§ **Instructions for the task**
Pick every line with "Thousands" from the material below.

-- BEGIN Data extract --

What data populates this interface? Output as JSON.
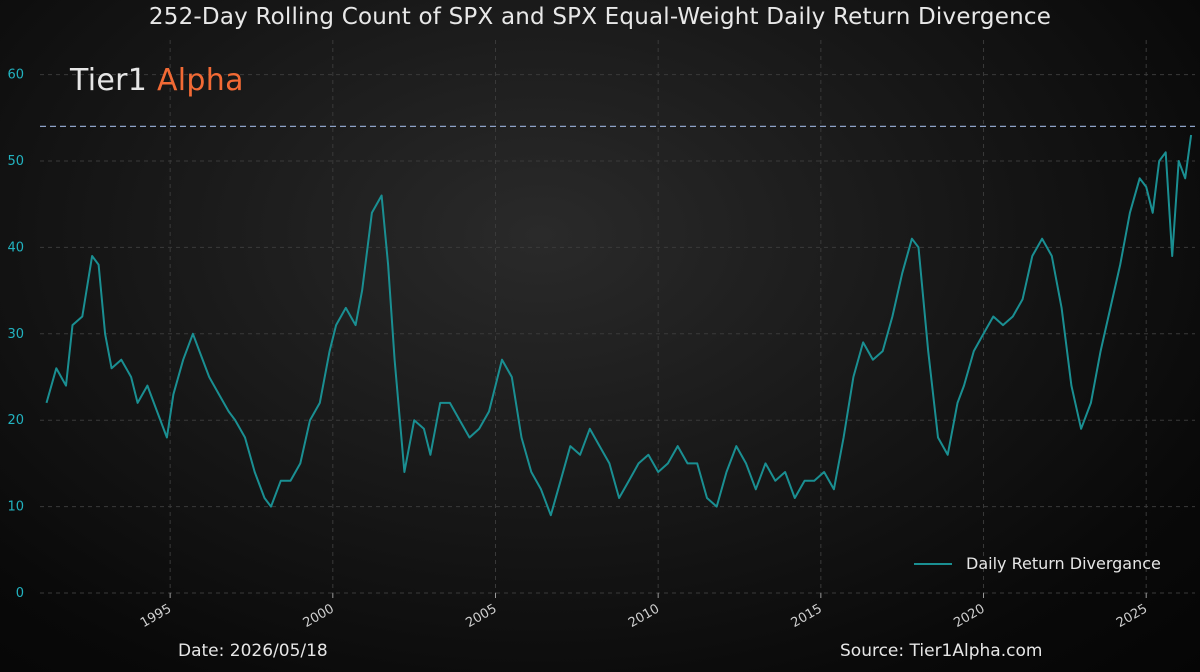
{
  "chart_data": {
    "type": "line",
    "title": "252-Day Rolling Count of SPX and SPX Equal-Weight Daily Return Divergence",
    "brand": {
      "part1": "Tier1",
      "part2": "Alpha"
    },
    "xlabel": "",
    "ylabel": "",
    "xlim": [
      1991.0,
      2026.5
    ],
    "ylim": [
      0,
      64
    ],
    "x_ticks": [
      "1995",
      "2000",
      "2005",
      "2010",
      "2015",
      "2020",
      "2025"
    ],
    "y_ticks": [
      "0",
      "10",
      "20",
      "30",
      "40",
      "50",
      "60"
    ],
    "grid": true,
    "legend_position": "bottom-right",
    "reference_line": {
      "y": 54,
      "color": "#8ea2c8",
      "style": "dashed"
    },
    "series": [
      {
        "name": "Daily Return Divergance",
        "color": "#1a8f92",
        "x": [
          1991.2,
          1991.5,
          1991.8,
          1992.0,
          1992.3,
          1992.6,
          1992.8,
          1993.0,
          1993.2,
          1993.5,
          1993.8,
          1994.0,
          1994.3,
          1994.6,
          1994.9,
          1995.1,
          1995.4,
          1995.7,
          1995.9,
          1996.2,
          1996.5,
          1996.8,
          1997.0,
          1997.3,
          1997.6,
          1997.9,
          1998.1,
          1998.4,
          1998.7,
          1999.0,
          1999.3,
          1999.6,
          1999.9,
          2000.1,
          2000.4,
          2000.7,
          2000.9,
          2001.2,
          2001.5,
          2001.7,
          2001.9,
          2002.2,
          2002.5,
          2002.8,
          2003.0,
          2003.3,
          2003.6,
          2003.9,
          2004.2,
          2004.5,
          2004.8,
          2005.0,
          2005.2,
          2005.5,
          2005.8,
          2006.1,
          2006.4,
          2006.7,
          2007.0,
          2007.3,
          2007.6,
          2007.9,
          2008.2,
          2008.5,
          2008.8,
          2009.1,
          2009.4,
          2009.7,
          2010.0,
          2010.3,
          2010.6,
          2010.9,
          2011.2,
          2011.5,
          2011.8,
          2012.1,
          2012.4,
          2012.7,
          2013.0,
          2013.3,
          2013.6,
          2013.9,
          2014.2,
          2014.5,
          2014.8,
          2015.1,
          2015.4,
          2015.7,
          2016.0,
          2016.3,
          2016.6,
          2016.9,
          2017.2,
          2017.5,
          2017.8,
          2018.0,
          2018.3,
          2018.6,
          2018.9,
          2019.2,
          2019.4,
          2019.7,
          2020.0,
          2020.3,
          2020.6,
          2020.9,
          2021.2,
          2021.5,
          2021.8,
          2022.1,
          2022.4,
          2022.7,
          2023.0,
          2023.3,
          2023.6,
          2023.9,
          2024.2,
          2024.5,
          2024.8,
          2025.0,
          2025.2,
          2025.4,
          2025.6,
          2025.8,
          2026.0,
          2026.2,
          2026.38
        ],
        "values": [
          22,
          26,
          24,
          31,
          32,
          39,
          38,
          30,
          26,
          27,
          25,
          22,
          24,
          21,
          18,
          23,
          27,
          30,
          28,
          25,
          23,
          21,
          20,
          18,
          14,
          11,
          10,
          13,
          13,
          15,
          20,
          22,
          28,
          31,
          33,
          31,
          35,
          44,
          46,
          38,
          27,
          14,
          20,
          19,
          16,
          22,
          22,
          20,
          18,
          19,
          21,
          24,
          27,
          25,
          18,
          14,
          12,
          9,
          13,
          17,
          16,
          19,
          17,
          15,
          11,
          13,
          15,
          16,
          14,
          15,
          17,
          15,
          15,
          11,
          10,
          14,
          17,
          15,
          12,
          15,
          13,
          14,
          11,
          13,
          13,
          14,
          12,
          18,
          25,
          29,
          27,
          28,
          32,
          37,
          41,
          40,
          28,
          18,
          16,
          22,
          24,
          28,
          30,
          32,
          31,
          32,
          34,
          39,
          41,
          39,
          33,
          24,
          19,
          22,
          28,
          33,
          38,
          44,
          48,
          47,
          44,
          50,
          51,
          39,
          50,
          48,
          53
        ]
      }
    ]
  },
  "legend": {
    "label": "Daily Return Divergance"
  },
  "footer": {
    "date": "Date: 2026/05/18",
    "source": "Source: Tier1Alpha.com"
  }
}
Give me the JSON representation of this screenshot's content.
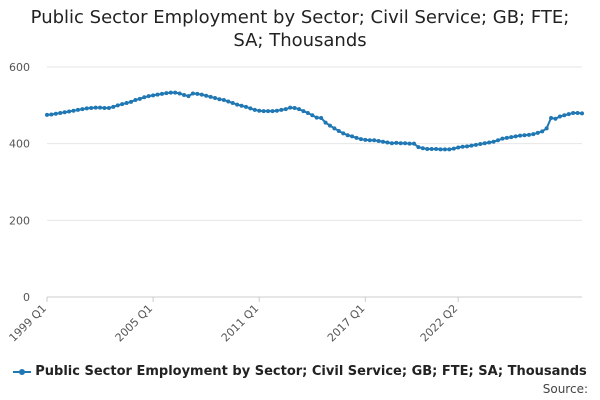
{
  "chart_data": {
    "type": "line",
    "title_lines": [
      "Public Sector Employment by Sector; Civil Service; GB; FTE;",
      "SA; Thousands"
    ],
    "xlabel": "",
    "ylabel": "",
    "ylim": [
      0,
      600
    ],
    "yticks": [
      0,
      200,
      400,
      600
    ],
    "x_tick_labels": [
      "1999 Q1",
      "2005 Q1",
      "2011 Q1",
      "2017 Q1",
      "2022 Q2"
    ],
    "grid": true,
    "legend_position": "bottom",
    "series": [
      {
        "name": "Public Sector Employment by Sector; Civil Service; GB; FTE; SA; Thousands",
        "color": "#1f77b4",
        "start": "1999 Q1",
        "frequency": "quarterly",
        "values": [
          475,
          476,
          478,
          480,
          482,
          484,
          486,
          488,
          490,
          492,
          493,
          494,
          494,
          493,
          493,
          496,
          500,
          503,
          506,
          509,
          514,
          517,
          521,
          524,
          526,
          528,
          530,
          532,
          533,
          533,
          531,
          527,
          524,
          531,
          530,
          528,
          525,
          522,
          519,
          516,
          514,
          510,
          506,
          502,
          499,
          496,
          492,
          488,
          486,
          485,
          485,
          485,
          486,
          488,
          490,
          494,
          493,
          490,
          485,
          480,
          474,
          468,
          467,
          455,
          447,
          440,
          433,
          427,
          422,
          419,
          415,
          412,
          410,
          409,
          409,
          407,
          405,
          403,
          401,
          402,
          401,
          401,
          400,
          400,
          391,
          388,
          386,
          386,
          386,
          385,
          385,
          385,
          387,
          390,
          392,
          393,
          395,
          397,
          399,
          401,
          403,
          405,
          409,
          413,
          415,
          417,
          419,
          421,
          422,
          423,
          425,
          428,
          432,
          440,
          467,
          465,
          471,
          474,
          477,
          480,
          480,
          479
        ]
      }
    ]
  },
  "source_label": "Source:"
}
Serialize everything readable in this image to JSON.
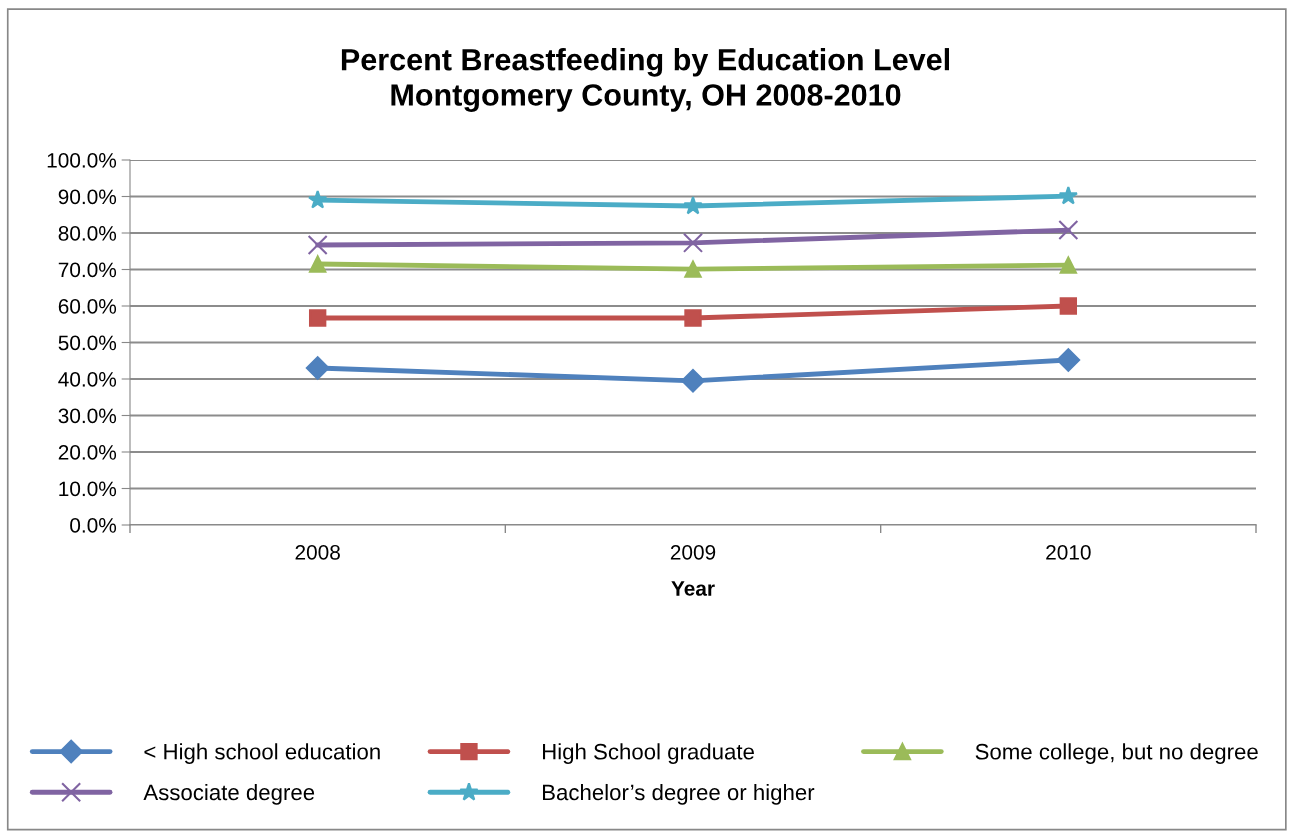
{
  "chart_data": {
    "type": "line",
    "title": "Percent Breastfeeding by Education Level\nMontgomery County, OH 2008-2010",
    "xlabel": "Year",
    "categories": [
      "2008",
      "2009",
      "2010"
    ],
    "series": [
      {
        "name": "< High school education",
        "color": "#4f81bd",
        "marker": "diamond",
        "values": [
          43.0,
          39.5,
          45.2
        ]
      },
      {
        "name": "High School graduate",
        "color": "#c0504d",
        "marker": "square",
        "values": [
          56.7,
          56.7,
          60.0
        ]
      },
      {
        "name": "Some college, but no degree",
        "color": "#9bbb59",
        "marker": "triangle",
        "values": [
          71.5,
          70.1,
          71.2
        ]
      },
      {
        "name": "Associate degree",
        "color": "#8064a2",
        "marker": "cross",
        "values": [
          76.7,
          77.3,
          80.8
        ]
      },
      {
        "name": "Bachelor’s degree or higher",
        "color": "#4bacc6",
        "marker": "star",
        "values": [
          89.0,
          87.4,
          90.1
        ]
      }
    ],
    "ylim": [
      0,
      100
    ],
    "yticks": [
      {
        "value": 0,
        "label": "0.0%"
      },
      {
        "value": 10,
        "label": "10.0%"
      },
      {
        "value": 20,
        "label": "20.0%"
      },
      {
        "value": 30,
        "label": "30.0%"
      },
      {
        "value": 40,
        "label": "40.0%"
      },
      {
        "value": 50,
        "label": "50.0%"
      },
      {
        "value": 60,
        "label": "60.0%"
      },
      {
        "value": 70,
        "label": "70.0%"
      },
      {
        "value": 80,
        "label": "80.0%"
      },
      {
        "value": 90,
        "label": "90.0%"
      },
      {
        "value": 100,
        "label": "100.0%"
      }
    ],
    "grid": "y",
    "legend": "bottom",
    "line_style": "solid"
  }
}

-- END Data extract --

§ **Answer to the task**
      "SA; Thousands"
        "name": "Public Sector Employment by Sector; Civil Service; GB; FTE; SA; Thousands",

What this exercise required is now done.